What you will do =>
Which lines in the records below contain the word "this"? Copy each one out.

Collected data
____
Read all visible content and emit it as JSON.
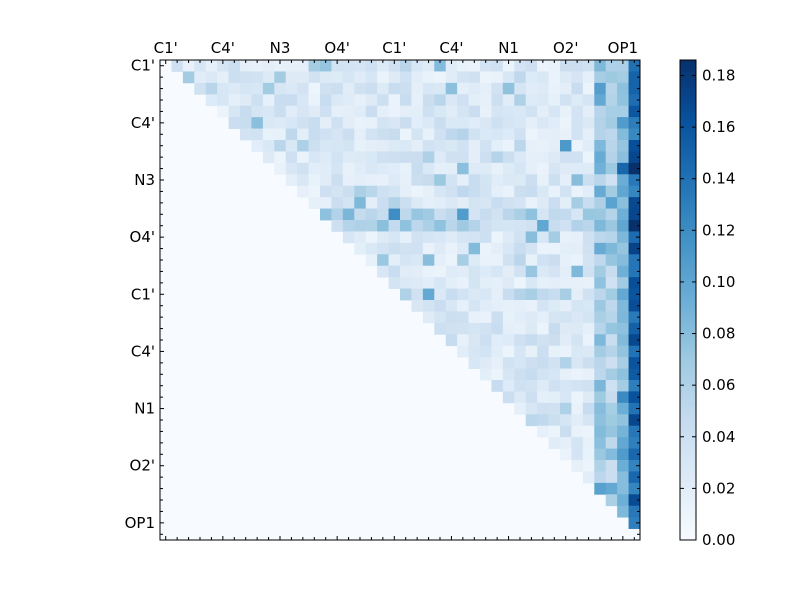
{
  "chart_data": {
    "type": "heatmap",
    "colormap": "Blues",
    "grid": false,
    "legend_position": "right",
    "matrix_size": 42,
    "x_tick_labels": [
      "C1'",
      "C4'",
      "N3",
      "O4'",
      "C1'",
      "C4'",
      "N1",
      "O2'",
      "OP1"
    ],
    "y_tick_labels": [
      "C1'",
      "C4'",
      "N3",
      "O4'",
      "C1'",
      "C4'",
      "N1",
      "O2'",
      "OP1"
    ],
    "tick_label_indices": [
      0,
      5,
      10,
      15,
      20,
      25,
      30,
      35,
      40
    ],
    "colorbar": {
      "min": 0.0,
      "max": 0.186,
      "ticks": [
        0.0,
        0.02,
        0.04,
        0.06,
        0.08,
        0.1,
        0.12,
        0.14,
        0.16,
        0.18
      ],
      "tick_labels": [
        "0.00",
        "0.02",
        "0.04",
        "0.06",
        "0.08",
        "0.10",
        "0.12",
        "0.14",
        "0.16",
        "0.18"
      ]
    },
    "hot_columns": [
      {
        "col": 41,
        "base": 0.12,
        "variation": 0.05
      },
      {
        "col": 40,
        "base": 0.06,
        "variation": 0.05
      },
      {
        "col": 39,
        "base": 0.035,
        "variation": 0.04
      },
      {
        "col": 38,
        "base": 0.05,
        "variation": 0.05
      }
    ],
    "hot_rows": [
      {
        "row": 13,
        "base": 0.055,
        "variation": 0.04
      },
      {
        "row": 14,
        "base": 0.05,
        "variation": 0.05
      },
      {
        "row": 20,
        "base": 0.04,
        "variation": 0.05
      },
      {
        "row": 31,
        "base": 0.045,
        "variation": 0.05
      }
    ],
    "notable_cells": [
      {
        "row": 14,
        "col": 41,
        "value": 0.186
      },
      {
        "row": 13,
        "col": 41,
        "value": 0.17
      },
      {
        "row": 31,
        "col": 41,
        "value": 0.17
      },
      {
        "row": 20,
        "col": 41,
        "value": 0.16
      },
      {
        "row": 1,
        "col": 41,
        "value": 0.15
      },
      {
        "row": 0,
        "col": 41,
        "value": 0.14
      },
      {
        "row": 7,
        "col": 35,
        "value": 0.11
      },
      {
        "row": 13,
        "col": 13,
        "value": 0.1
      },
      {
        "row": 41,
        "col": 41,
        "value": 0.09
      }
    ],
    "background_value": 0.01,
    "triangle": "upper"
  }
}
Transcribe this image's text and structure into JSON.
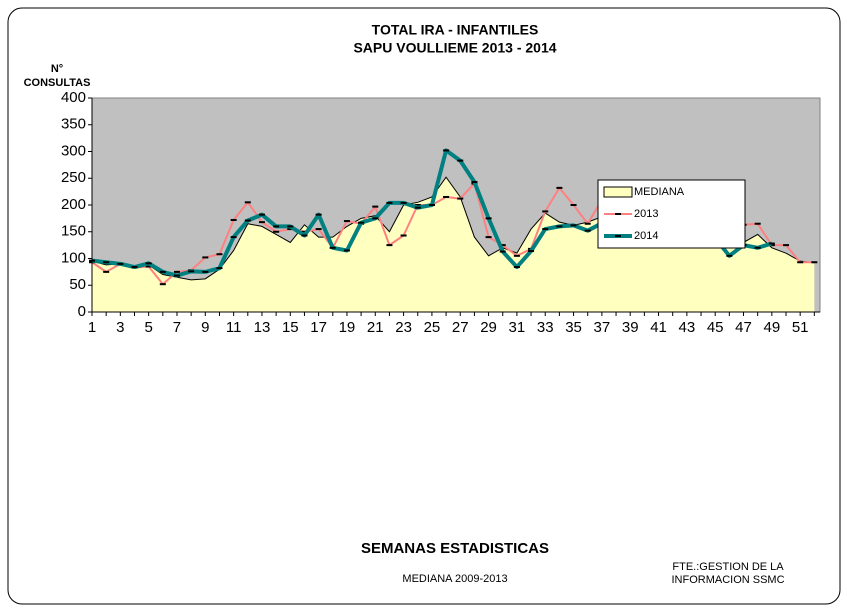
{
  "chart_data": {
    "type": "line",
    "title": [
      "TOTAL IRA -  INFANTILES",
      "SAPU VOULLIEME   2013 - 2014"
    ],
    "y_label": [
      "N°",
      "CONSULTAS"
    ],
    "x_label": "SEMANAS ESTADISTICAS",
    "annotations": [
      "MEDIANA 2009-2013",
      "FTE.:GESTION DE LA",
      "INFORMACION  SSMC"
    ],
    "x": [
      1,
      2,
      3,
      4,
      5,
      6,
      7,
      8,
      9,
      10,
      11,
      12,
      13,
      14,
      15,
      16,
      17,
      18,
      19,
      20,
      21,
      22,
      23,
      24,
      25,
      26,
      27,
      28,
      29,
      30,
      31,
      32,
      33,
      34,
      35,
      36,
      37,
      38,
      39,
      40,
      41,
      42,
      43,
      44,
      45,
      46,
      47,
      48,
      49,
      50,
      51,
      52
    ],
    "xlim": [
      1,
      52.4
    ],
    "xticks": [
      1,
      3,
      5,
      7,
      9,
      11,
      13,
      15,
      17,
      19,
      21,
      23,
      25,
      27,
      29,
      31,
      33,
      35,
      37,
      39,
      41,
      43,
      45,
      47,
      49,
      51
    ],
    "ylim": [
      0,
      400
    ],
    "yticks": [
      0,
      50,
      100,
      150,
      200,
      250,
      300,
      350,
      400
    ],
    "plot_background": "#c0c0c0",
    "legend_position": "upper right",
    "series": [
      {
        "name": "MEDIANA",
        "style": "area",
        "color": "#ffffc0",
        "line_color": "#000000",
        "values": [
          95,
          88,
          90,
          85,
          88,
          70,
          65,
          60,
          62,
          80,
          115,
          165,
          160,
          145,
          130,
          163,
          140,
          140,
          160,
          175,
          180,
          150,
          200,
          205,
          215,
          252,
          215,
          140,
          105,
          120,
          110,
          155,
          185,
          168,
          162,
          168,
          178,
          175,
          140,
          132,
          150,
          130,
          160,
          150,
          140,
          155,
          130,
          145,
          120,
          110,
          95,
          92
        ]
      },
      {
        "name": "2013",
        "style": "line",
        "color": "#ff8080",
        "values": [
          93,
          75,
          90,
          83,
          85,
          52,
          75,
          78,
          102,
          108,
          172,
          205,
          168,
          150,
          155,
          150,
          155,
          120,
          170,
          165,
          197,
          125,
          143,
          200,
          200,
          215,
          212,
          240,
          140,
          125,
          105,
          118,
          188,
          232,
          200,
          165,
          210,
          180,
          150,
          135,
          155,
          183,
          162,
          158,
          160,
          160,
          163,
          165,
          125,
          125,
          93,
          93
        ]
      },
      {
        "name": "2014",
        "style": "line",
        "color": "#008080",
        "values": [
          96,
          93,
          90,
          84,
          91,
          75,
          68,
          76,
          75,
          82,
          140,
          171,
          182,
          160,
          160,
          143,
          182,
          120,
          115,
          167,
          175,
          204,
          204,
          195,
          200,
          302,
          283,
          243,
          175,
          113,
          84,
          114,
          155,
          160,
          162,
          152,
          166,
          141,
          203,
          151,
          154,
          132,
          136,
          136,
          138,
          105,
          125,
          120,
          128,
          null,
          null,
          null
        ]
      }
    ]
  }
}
____
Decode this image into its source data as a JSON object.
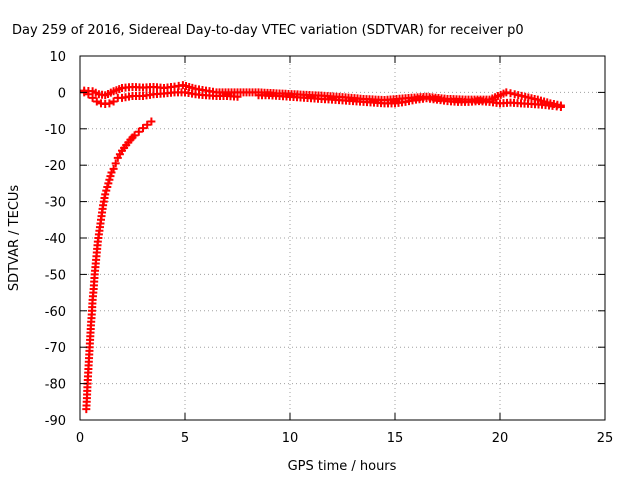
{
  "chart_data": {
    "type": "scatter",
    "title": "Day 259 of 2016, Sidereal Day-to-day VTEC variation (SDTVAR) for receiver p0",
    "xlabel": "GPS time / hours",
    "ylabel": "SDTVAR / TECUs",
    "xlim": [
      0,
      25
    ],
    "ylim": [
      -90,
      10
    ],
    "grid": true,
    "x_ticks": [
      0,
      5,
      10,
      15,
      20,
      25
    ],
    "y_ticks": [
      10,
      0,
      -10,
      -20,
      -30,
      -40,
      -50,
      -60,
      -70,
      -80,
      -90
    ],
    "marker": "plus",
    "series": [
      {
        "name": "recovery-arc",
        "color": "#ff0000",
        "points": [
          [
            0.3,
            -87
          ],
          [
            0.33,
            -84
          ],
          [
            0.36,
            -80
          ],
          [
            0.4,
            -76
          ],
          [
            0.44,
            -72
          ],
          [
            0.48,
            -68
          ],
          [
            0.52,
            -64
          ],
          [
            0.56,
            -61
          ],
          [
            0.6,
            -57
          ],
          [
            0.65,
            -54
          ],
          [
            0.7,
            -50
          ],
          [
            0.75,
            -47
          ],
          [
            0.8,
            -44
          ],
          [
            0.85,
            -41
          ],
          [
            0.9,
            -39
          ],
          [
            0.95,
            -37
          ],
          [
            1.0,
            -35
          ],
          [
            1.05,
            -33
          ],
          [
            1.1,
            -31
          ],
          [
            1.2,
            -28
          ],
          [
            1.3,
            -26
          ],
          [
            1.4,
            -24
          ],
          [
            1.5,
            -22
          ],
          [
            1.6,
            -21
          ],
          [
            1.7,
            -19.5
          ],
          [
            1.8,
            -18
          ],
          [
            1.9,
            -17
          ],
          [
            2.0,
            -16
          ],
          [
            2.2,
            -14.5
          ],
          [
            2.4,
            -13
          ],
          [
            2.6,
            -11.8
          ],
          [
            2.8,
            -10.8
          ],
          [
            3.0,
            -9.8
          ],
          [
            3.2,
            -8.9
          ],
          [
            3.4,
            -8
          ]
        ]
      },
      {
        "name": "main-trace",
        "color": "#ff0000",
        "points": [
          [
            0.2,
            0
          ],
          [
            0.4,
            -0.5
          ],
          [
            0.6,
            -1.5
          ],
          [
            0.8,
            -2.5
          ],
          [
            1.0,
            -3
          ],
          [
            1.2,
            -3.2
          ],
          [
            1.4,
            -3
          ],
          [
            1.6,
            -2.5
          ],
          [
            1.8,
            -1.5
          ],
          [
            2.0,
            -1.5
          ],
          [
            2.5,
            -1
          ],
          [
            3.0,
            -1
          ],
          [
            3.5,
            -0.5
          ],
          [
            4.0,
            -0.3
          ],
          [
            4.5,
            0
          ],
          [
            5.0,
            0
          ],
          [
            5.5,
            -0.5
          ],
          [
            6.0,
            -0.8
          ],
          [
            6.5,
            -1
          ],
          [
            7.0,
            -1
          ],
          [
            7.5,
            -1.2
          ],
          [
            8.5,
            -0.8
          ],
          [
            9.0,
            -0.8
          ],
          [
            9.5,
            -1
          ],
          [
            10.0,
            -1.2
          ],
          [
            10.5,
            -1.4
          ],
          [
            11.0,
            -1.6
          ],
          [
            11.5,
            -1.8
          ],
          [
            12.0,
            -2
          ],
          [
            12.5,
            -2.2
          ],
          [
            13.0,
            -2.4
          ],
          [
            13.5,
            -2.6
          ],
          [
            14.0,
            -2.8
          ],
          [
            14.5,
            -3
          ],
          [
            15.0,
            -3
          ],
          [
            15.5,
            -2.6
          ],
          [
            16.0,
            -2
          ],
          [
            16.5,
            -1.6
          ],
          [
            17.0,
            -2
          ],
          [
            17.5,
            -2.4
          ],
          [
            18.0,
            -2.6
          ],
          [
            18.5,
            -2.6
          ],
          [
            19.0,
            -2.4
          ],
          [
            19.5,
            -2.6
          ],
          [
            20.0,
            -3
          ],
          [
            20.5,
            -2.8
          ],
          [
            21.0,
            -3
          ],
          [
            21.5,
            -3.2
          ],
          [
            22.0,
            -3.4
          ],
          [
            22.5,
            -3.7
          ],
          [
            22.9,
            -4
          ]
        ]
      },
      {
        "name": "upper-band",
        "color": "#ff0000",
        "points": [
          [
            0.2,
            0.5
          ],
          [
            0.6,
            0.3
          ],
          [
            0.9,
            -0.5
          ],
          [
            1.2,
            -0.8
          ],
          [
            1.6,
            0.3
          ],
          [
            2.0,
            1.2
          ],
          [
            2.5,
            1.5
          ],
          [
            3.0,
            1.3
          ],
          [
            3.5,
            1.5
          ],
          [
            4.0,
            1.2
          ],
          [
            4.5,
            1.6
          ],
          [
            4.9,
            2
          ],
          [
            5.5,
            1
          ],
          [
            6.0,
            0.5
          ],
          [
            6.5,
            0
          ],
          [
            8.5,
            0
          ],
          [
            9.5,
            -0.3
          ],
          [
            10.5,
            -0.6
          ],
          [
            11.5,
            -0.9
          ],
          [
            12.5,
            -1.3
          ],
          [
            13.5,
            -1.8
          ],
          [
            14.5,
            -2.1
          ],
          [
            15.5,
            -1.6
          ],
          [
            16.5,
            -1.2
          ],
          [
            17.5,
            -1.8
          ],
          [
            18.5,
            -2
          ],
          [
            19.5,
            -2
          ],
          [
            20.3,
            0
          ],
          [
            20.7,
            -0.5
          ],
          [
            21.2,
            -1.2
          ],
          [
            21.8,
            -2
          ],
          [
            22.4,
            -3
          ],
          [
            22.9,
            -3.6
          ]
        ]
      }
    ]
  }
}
____
Task result =>
Transcribe this image's text and structure into JSON.
Decode this image into its source data as a JSON object.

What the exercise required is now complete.